* _Task details_
From the entries that follow, gather each line holding the word "prácticamente".

* _Information shown_
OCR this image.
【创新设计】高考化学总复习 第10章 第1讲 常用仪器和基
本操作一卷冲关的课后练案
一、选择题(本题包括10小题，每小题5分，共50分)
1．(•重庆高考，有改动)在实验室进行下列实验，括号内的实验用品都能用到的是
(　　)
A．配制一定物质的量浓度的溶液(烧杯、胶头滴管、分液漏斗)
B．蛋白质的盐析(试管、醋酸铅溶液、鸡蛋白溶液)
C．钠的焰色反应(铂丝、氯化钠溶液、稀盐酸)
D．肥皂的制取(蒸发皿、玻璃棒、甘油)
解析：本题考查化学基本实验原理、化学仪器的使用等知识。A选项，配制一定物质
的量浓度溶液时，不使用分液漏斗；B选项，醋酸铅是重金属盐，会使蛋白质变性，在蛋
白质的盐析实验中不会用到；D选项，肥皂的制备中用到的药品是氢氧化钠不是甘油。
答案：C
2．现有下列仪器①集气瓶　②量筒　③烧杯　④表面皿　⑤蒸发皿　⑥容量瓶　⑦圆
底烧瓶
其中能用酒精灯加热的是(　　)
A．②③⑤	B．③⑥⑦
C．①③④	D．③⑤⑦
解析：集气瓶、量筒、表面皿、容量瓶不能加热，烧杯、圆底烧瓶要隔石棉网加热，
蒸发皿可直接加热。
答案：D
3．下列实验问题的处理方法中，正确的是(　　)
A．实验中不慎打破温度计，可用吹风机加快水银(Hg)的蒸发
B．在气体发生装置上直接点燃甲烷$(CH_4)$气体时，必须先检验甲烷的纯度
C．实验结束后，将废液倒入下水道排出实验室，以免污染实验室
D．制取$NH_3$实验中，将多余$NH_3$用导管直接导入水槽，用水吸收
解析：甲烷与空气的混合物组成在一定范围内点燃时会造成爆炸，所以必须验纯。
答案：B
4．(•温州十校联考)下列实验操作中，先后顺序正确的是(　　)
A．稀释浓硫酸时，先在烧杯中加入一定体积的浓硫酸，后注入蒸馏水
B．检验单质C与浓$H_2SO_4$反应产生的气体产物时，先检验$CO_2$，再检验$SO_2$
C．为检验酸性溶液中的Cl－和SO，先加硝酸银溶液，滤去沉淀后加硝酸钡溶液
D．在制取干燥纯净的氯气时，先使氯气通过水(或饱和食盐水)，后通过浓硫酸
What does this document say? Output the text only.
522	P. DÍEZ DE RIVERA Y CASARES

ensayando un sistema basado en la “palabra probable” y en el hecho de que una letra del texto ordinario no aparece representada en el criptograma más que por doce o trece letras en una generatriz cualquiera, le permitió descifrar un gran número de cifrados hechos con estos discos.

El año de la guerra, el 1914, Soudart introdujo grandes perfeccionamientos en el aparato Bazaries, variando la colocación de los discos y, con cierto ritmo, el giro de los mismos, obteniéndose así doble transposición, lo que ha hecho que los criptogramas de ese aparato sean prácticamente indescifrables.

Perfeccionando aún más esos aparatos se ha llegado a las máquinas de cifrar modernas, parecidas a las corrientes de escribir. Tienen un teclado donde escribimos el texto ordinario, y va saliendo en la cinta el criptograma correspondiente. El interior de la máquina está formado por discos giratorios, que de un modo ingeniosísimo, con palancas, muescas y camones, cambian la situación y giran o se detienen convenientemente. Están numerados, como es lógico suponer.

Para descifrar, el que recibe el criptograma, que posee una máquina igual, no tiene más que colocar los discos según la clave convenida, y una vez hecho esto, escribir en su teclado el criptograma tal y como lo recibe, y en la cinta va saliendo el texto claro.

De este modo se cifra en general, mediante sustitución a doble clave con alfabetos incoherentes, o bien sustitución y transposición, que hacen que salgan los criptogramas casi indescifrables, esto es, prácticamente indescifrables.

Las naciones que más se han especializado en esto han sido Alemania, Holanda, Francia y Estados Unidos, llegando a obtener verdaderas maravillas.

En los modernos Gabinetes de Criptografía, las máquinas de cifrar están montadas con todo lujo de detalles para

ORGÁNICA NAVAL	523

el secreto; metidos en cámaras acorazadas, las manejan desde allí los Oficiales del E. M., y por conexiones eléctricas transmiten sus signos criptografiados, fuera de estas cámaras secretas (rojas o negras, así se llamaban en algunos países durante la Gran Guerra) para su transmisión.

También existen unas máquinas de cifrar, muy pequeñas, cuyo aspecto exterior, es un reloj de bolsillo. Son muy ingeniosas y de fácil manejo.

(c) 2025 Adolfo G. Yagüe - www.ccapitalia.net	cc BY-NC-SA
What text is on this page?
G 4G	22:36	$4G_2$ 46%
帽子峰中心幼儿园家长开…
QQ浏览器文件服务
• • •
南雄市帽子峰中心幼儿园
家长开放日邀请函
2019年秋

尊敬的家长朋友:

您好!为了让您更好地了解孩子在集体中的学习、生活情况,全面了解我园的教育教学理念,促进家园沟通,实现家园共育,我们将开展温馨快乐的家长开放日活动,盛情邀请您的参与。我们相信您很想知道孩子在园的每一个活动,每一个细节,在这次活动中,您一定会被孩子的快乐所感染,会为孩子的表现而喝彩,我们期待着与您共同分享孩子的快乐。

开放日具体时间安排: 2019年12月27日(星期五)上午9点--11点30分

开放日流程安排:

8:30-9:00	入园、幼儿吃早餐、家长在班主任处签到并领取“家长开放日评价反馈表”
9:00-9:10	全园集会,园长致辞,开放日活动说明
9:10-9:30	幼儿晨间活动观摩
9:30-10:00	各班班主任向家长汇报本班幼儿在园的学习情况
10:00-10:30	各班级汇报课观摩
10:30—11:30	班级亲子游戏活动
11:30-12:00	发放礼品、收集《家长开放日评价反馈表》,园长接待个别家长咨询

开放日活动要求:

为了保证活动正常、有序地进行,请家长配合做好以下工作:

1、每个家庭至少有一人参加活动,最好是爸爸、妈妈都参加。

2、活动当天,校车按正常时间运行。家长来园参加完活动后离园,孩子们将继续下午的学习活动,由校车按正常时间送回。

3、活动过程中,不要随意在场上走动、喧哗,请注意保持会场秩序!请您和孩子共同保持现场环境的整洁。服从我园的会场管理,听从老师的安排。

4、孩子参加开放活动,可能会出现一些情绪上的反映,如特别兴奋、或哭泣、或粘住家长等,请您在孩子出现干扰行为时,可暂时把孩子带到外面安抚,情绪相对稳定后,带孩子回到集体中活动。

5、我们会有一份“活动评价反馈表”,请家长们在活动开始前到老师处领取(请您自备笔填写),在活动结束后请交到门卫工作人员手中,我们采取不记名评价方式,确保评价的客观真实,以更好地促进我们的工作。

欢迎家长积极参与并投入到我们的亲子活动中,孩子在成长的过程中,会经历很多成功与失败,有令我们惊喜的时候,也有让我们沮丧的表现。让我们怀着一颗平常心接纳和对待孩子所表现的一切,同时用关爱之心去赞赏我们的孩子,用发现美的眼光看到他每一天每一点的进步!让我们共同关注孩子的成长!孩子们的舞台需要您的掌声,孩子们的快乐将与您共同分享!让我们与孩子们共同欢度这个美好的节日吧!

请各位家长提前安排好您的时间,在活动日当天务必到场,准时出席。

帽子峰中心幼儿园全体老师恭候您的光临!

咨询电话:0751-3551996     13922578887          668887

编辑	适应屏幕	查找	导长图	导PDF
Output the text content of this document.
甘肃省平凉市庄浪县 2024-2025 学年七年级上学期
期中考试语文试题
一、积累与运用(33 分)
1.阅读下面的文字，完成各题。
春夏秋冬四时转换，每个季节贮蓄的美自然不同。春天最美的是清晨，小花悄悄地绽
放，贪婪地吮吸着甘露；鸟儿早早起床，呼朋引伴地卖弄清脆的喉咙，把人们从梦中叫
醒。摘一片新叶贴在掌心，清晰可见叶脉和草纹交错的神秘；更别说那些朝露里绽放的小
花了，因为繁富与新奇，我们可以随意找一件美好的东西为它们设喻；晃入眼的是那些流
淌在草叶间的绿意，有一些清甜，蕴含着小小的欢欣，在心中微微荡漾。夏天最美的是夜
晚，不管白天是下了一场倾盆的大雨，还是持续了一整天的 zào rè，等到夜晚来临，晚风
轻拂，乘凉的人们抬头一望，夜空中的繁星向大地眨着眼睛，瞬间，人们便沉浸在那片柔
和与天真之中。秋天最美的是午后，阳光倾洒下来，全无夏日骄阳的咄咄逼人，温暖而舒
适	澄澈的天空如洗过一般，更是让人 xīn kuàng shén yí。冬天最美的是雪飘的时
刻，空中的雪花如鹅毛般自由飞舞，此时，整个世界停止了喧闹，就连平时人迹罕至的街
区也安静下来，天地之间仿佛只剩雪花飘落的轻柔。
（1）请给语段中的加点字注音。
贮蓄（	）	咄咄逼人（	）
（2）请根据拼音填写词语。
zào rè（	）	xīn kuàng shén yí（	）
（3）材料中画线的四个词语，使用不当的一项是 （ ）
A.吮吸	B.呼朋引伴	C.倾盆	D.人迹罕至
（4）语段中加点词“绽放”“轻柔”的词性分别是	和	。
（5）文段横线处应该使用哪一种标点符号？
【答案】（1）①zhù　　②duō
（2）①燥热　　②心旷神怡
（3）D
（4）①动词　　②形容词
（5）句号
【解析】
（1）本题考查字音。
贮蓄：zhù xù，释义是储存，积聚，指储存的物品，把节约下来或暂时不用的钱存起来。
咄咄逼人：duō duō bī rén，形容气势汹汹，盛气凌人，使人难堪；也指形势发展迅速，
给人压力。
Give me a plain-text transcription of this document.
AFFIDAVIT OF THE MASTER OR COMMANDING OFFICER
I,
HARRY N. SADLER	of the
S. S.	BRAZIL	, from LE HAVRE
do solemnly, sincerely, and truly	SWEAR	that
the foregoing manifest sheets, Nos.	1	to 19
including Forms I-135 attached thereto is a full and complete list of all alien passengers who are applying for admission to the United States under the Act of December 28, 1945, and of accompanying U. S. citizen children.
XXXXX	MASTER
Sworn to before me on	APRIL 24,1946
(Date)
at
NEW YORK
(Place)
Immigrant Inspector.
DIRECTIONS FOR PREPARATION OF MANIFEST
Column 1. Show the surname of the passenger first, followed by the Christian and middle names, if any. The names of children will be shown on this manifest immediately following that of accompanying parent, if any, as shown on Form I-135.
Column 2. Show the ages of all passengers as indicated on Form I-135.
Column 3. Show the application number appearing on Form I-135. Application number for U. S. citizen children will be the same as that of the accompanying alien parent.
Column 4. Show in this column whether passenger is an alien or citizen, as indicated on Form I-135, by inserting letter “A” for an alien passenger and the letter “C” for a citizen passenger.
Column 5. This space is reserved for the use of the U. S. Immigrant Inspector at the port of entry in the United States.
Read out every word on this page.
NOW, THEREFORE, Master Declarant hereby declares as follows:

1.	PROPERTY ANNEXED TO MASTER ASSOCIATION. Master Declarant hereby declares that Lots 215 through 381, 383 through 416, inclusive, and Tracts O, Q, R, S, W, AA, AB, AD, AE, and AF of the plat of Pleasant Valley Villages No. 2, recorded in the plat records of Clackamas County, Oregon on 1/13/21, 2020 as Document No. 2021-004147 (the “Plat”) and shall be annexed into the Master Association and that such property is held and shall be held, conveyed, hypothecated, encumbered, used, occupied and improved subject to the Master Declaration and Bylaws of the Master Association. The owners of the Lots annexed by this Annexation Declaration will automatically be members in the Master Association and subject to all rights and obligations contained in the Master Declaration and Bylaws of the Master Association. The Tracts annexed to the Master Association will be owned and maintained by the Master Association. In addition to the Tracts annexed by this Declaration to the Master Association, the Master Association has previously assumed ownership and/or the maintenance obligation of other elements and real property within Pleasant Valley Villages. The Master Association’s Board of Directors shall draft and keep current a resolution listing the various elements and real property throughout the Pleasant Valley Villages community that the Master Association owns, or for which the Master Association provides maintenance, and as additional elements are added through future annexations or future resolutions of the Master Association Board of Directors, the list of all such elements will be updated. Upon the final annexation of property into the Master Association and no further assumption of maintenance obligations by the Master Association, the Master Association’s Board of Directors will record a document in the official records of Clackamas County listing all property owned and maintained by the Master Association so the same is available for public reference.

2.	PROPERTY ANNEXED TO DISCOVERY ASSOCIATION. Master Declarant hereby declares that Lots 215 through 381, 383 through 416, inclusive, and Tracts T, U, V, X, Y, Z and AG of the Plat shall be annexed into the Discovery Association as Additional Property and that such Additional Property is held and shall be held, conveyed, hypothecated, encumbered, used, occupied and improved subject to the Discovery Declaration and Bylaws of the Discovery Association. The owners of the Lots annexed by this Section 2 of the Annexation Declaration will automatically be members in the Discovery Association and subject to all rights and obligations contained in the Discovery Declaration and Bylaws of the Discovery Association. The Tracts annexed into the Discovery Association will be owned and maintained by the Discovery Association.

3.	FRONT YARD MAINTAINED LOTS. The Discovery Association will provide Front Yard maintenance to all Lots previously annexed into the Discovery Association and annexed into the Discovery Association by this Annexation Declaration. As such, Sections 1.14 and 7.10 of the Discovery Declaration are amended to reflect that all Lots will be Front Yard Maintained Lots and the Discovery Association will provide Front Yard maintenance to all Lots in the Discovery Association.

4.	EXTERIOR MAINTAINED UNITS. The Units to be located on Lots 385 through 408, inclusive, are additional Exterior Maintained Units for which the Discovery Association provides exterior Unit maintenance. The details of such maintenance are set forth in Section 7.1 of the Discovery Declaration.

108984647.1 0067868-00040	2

* _Response to the task_
El año de la guerra, el 1914, Soudart introdujo grandes perfeccionamientos en el aparato Bazaries, variando la colocación de los discos y, con cierto ritmo, el giro de los mismos, obteniéndose así doble transposición, lo que ha hecho que los criptogramas de ese aparato sean prácticamente indescifrables.
De este modo se cifra en general, mediante sustitución a doble clave con alfabetos incoherentes, o bien sustitución y transposición, que hacen que salgan los criptogramas casi indescifrables, esto es, prácticamente indescifrables.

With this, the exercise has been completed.